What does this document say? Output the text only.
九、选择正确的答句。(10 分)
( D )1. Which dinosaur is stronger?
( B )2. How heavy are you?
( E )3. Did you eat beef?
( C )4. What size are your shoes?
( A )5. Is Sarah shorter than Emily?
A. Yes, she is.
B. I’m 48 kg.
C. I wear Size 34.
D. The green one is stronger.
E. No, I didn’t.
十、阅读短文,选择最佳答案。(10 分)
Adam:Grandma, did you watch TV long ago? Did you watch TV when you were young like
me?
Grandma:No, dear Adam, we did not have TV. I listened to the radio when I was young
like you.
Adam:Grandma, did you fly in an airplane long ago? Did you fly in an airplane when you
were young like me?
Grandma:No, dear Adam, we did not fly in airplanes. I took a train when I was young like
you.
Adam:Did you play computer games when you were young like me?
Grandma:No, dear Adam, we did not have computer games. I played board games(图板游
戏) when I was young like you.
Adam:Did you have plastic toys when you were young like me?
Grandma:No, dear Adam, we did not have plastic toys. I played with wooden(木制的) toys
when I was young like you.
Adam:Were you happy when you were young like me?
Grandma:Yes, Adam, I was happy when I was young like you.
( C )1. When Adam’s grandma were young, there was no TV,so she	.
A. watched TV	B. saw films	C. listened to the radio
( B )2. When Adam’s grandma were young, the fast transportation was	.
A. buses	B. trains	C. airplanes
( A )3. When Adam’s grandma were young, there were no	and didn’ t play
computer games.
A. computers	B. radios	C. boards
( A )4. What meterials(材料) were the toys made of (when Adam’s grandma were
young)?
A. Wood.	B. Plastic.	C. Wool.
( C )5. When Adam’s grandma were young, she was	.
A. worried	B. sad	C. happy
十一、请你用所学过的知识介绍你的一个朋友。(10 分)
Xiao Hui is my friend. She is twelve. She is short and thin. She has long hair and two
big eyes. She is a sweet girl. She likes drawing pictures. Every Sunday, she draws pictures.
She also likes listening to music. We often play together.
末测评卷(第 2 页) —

★ ★ ★ ★ ★ ★ ★

Aim of the task: Each entry above is to be printed again exactly.

Result below:
What does this document say? Output the text only.
九、选择正确的答句。(10 分)
( D )1. Which dinosaur is stronger?
( B )2. How heavy are you?
( E )3. Did you eat beef?
( C )4. What size are your shoes?
( A )5. Is Sarah shorter than Emily?
A. Yes, she is.
B. I’m 48 kg.
C. I wear Size 34.
D. The green one is stronger.
E. No, I didn’t.
十、阅读短文,选择最佳答案。(10 分)
Adam:Grandma, did you watch TV long ago? Did you watch TV when you were young like
me?
Grandma:No, dear Adam, we did not have TV. I listened to the radio when I was young
like you.
Adam:Grandma, did you fly in an airplane long ago? Did you fly in an airplane when you
were young like me?
Grandma:No, dear Adam, we did not fly in airplanes. I took a train when I was young like
you.
Adam:Did you play computer games when you were young like me?
Grandma:No, dear Adam, we did not have computer games. I played board games(图板游
戏) when I was young like you.
Adam:Did you have plastic toys when you were young like me?
Grandma:No, dear Adam, we did not have plastic toys. I played with wooden(木制的) toys
when I was young like you.
Adam:Were you happy when you were young like me?
Grandma:Yes, Adam, I was happy when I was young like you.
( C )1. When Adam’s grandma were young, there was no TV,so she	.
A. watched TV	B. saw films	C. listened to the radio
( B )2. When Adam’s grandma were young, the fast transportation was	.
A. buses	B. trains	C. airplanes
( A )3. When Adam’s grandma were young, there were no	and didn’ t play
computer games.
A. computers	B. radios	C. boards
( A )4. What meterials(材料) were the toys made of (when Adam’s grandma were
young)?
A. Wood.	B. Plastic.	C. Wool.
( C )5. When Adam’s grandma were young, she was	.
A. worried	B. sad	C. happy
十一、请你用所学过的知识介绍你的一个朋友。(10 分)
Xiao Hui is my friend. She is twelve. She is short and thin. She has long hair and two
big eyes. She is a sweet girl. She likes drawing pictures. Every Sunday, she draws pictures.
She also likes listening to music. We often play together.
末测评卷(第 2 页) —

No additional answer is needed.